DATA PROVIDED
==============================

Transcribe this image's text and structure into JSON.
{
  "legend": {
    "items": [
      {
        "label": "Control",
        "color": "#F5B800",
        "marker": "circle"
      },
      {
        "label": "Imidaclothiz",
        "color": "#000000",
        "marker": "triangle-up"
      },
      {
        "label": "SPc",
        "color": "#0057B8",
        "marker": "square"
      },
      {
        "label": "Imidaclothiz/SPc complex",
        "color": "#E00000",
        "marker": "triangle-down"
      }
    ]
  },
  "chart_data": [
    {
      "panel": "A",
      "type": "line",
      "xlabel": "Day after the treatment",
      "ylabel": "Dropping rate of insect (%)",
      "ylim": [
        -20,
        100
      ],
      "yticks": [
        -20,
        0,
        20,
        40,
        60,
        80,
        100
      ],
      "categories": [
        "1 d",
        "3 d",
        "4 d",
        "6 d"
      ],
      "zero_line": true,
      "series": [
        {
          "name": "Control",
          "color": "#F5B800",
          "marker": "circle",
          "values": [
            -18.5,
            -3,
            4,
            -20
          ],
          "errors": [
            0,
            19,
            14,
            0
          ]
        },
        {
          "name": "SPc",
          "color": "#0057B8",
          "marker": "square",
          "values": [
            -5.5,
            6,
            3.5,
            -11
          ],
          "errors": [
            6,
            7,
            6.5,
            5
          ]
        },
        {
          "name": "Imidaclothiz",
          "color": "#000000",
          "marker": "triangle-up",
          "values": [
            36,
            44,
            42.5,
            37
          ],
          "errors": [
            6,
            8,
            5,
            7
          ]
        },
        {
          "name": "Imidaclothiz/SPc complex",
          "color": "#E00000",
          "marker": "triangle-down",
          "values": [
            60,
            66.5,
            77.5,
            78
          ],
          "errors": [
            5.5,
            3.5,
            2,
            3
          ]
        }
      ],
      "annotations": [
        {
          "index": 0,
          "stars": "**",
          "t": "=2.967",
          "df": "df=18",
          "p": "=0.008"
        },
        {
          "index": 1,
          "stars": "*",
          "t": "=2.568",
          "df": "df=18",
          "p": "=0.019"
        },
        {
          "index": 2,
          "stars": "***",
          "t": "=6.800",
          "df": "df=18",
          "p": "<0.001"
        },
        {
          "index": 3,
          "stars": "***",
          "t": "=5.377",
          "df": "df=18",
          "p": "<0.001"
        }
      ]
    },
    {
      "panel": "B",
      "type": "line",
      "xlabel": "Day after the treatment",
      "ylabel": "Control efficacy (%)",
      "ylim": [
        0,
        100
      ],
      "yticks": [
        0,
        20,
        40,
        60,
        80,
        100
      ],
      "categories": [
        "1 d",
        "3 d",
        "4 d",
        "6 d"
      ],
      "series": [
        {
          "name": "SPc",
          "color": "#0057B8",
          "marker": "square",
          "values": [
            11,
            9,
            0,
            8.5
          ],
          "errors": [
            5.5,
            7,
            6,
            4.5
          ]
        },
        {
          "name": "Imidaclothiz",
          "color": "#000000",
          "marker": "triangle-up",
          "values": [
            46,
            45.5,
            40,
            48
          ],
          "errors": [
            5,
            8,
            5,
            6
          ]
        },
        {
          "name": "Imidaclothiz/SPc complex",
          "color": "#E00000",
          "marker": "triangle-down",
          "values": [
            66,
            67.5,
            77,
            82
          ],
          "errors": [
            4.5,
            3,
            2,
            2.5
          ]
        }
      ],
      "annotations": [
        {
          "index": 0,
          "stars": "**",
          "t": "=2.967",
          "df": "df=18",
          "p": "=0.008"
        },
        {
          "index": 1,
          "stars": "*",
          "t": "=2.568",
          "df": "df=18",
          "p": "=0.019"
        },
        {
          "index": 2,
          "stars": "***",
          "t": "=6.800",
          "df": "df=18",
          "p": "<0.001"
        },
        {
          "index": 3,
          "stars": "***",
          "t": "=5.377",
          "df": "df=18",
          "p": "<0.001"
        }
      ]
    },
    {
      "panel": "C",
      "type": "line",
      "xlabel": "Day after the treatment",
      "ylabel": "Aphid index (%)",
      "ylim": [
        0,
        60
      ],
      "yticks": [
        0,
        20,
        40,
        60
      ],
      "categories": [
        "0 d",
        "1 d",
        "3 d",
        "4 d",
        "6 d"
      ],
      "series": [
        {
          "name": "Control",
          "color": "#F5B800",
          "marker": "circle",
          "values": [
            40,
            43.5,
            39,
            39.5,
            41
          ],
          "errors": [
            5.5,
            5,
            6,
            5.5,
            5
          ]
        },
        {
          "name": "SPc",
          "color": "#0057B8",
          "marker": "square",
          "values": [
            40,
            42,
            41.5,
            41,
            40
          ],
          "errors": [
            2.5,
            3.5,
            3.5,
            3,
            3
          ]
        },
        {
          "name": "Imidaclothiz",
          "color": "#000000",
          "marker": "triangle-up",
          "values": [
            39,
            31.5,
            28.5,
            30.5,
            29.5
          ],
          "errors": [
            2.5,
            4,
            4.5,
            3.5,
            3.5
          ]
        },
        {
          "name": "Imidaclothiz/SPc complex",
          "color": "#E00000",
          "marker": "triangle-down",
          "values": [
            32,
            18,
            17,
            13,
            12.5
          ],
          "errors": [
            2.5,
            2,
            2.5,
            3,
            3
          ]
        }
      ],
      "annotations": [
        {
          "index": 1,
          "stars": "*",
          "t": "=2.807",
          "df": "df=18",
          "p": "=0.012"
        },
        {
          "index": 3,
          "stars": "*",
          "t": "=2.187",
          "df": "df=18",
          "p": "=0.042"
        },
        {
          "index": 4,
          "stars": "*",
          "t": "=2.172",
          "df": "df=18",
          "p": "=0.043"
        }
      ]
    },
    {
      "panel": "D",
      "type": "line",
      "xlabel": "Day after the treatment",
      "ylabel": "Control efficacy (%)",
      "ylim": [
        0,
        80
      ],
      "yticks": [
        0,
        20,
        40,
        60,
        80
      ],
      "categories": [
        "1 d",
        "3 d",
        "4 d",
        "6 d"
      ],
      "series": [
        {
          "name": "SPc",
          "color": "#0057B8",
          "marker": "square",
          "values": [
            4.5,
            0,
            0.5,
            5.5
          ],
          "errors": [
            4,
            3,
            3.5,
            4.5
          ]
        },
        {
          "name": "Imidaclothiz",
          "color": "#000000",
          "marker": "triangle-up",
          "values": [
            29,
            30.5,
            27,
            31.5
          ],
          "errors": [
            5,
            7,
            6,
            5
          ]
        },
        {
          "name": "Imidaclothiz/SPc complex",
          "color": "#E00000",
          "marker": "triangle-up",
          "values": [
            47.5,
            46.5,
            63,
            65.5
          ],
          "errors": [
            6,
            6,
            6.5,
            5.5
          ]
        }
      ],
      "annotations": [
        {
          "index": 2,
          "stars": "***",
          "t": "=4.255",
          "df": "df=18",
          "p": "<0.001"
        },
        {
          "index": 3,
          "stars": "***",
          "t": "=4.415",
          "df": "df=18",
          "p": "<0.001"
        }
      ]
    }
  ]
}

==============================

YOUR TASK
Extract all the entries word for word.

TASK RESULT
Transcribe this image's text and structure into JSON.
{
  "legend": {
    "items": [
      {
        "label": "Control",
        "color": "#F5B800",
        "marker": "circle"
      },
      {
        "label": "Imidaclothiz",
        "color": "#000000",
        "marker": "triangle-up"
      },
      {
        "label": "SPc",
        "color": "#0057B8",
        "marker": "square"
      },
      {
        "label": "Imidaclothiz/SPc complex",
        "color": "#E00000",
        "marker": "triangle-down"
      }
    ]
  },
  "chart_data": [
    {
      "panel": "A",
      "type": "line",
      "xlabel": "Day after the treatment",
      "ylabel": "Dropping rate of insect (%)",
      "ylim": [
        -20,
        100
      ],
      "yticks": [
        -20,
        0,
        20,
        40,
        60,
        80,
        100
      ],
      "categories": [
        "1 d",
        "3 d",
        "4 d",
        "6 d"
      ],
      "zero_line": true,
      "series": [
        {
          "name": "Control",
          "color": "#F5B800",
          "marker": "circle",
          "values": [
            -18.5,
            -3,
            4,
            -20
          ],
          "errors": [
            0,
            19,
            14,
            0
          ]
        },
        {
          "name": "SPc",
          "color": "#0057B8",
          "marker": "square",
          "values": [
            -5.5,
            6,
            3.5,
            -11
          ],
          "errors": [
            6,
            7,
            6.5,
            5
          ]
        },
        {
          "name": "Imidaclothiz",
          "color": "#000000",
          "marker": "triangle-up",
          "values": [
            36,
            44,
            42.5,
            37
          ],
          "errors": [
            6,
            8,
            5,
            7
          ]
        },
        {
          "name": "Imidaclothiz/SPc complex",
          "color": "#E00000",
          "marker": "triangle-down",
          "values": [
            60,
            66.5,
            77.5,
            78
          ],
          "errors": [
            5.5,
            3.5,
            2,
            3
          ]
        }
      ],
      "annotations": [
        {
          "index": 0,
          "stars": "**",
          "t": "=2.967",
          "df": "df=18",
          "p": "=0.008"
        },
        {
          "index": 1,
          "stars": "*",
          "t": "=2.568",
          "df": "df=18",
          "p": "=0.019"
        },
        {
          "index": 2,
          "stars": "***",
          "t": "=6.800",
          "df": "df=18",
          "p": "<0.001"
        },
        {
          "index": 3,
          "stars": "***",
          "t": "=5.377",
          "df": "df=18",
          "p": "<0.001"
        }
      ]
    },
    {
      "panel": "B",
      "type": "line",
      "xlabel": "Day after the treatment",
      "ylabel": "Control efficacy (%)",
      "ylim": [
        0,
        100
      ],
      "yticks": [
        0,
        20,
        40,
        60,
        80,
        100
      ],
      "categories": [
        "1 d",
        "3 d",
        "4 d",
        "6 d"
      ],
      "series": [
        {
          "name": "SPc",
          "color": "#0057B8",
          "marker": "square",
          "values": [
            11,
            9,
            0,
            8.5
          ],
          "errors": [
            5.5,
            7,
            6,
            4.5
          ]
        },
        {
          "name": "Imidaclothiz",
          "color": "#000000",
          "marker": "triangle-up",
          "values": [
            46,
            45.5,
            40,
            48
          ],
          "errors": [
            5,
            8,
            5,
            6
          ]
        },
        {
          "name": "Imidaclothiz/SPc complex",
          "color": "#E00000",
          "marker": "triangle-down",
          "values": [
            66,
            67.5,
            77,
            82
          ],
          "errors": [
            4.5,
            3,
            2,
            2.5
          ]
        }
      ],
      "annotations": [
        {
          "index": 0,
          "stars": "**",
          "t": "=2.967",
          "df": "df=18",
          "p": "=0.008"
        },
        {
          "index": 1,
          "stars": "*",
          "t": "=2.568",
          "df": "df=18",
          "p": "=0.019"
        },
        {
          "index": 2,
          "stars": "***",
          "t": "=6.800",
          "df": "df=18",
          "p": "<0.001"
        },
        {
          "index": 3,
          "stars": "***",
          "t": "=5.377",
          "df": "df=18",
          "p": "<0.001"
        }
      ]
    },
    {
      "panel": "C",
      "type": "line",
      "xlabel": "Day after the treatment",
      "ylabel": "Aphid index (%)",
      "ylim": [
        0,
        60
      ],
      "yticks": [
        0,
        20,
        40,
        60
      ],
      "categories": [
        "0 d",
        "1 d",
        "3 d",
        "4 d",
        "6 d"
      ],
      "series": [
        {
          "name": "Control",
          "color": "#F5B800",
          "marker": "circle",
          "values": [
            40,
            43.5,
            39,
            39.5,
            41
          ],
          "errors": [
            5.5,
            5,
            6,
            5.5,
            5
          ]
        },
        {
          "name": "SPc",
          "color": "#0057B8",
          "marker": "square",
          "values": [
            40,
            42,
            41.5,
            41,
            40
          ],
          "errors": [
            2.5,
            3.5,
            3.5,
            3,
            3
          ]
        },
        {
          "name": "Imidaclothiz",
          "color": "#000000",
          "marker": "triangle-up",
          "values": [
            39,
            31.5,
            28.5,
            30.5,
            29.5
          ],
          "errors": [
            2.5,
            4,
            4.5,
            3.5,
            3.5
          ]
        },
        {
          "name": "Imidaclothiz/SPc complex",
          "color": "#E00000",
          "marker": "triangle-down",
          "values": [
            32,
            18,
            17,
            13,
            12.5
          ],
          "errors": [
            2.5,
            2,
            2.5,
            3,
            3
          ]
        }
      ],
      "annotations": [
        {
          "index": 1,
          "stars": "*",
          "t": "=2.807",
          "df": "df=18",
          "p": "=0.012"
        },
        {
          "index": 3,
          "stars": "*",
          "t": "=2.187",
          "df": "df=18",
          "p": "=0.042"
        },
        {
          "index": 4,
          "stars": "*",
          "t": "=2.172",
          "df": "df=18",
          "p": "=0.043"
        }
      ]
    },
    {
      "panel": "D",
      "type": "line",
      "xlabel": "Day after the treatment",
      "ylabel": "Control efficacy (%)",
      "ylim": [
        0,
        80
      ],
      "yticks": [
        0,
        20,
        40,
        60,
        80
      ],
      "categories": [
        "1 d",
        "3 d",
        "4 d",
        "6 d"
      ],
      "series": [
        {
          "name": "SPc",
          "color": "#0057B8",
          "marker": "square",
          "values": [
            4.5,
            0,
            0.5,
            5.5
          ],
          "errors": [
            4,
            3,
            3.5,
            4.5
          ]
        },
        {
          "name": "Imidaclothiz",
          "color": "#000000",
          "marker": "triangle-up",
          "values": [
            29,
            30.5,
            27,
            31.5
          ],
          "errors": [
            5,
            7,
            6,
            5
          ]
        },
        {
          "name": "Imidaclothiz/SPc complex",
          "color": "#E00000",
          "marker": "triangle-up",
          "values": [
            47.5,
            46.5,
            63,
            65.5
          ],
          "errors": [
            6,
            6,
            6.5,
            5.5
          ]
        }
      ],
      "annotations": [
        {
          "index": 2,
          "stars": "***",
          "t": "=4.255",
          "df": "df=18",
          "p": "<0.001"
        },
        {
          "index": 3,
          "stars": "***",
          "t": "=4.415",
          "df": "df=18",
          "p": "<0.001"
        }
      ]
    }
  ]
}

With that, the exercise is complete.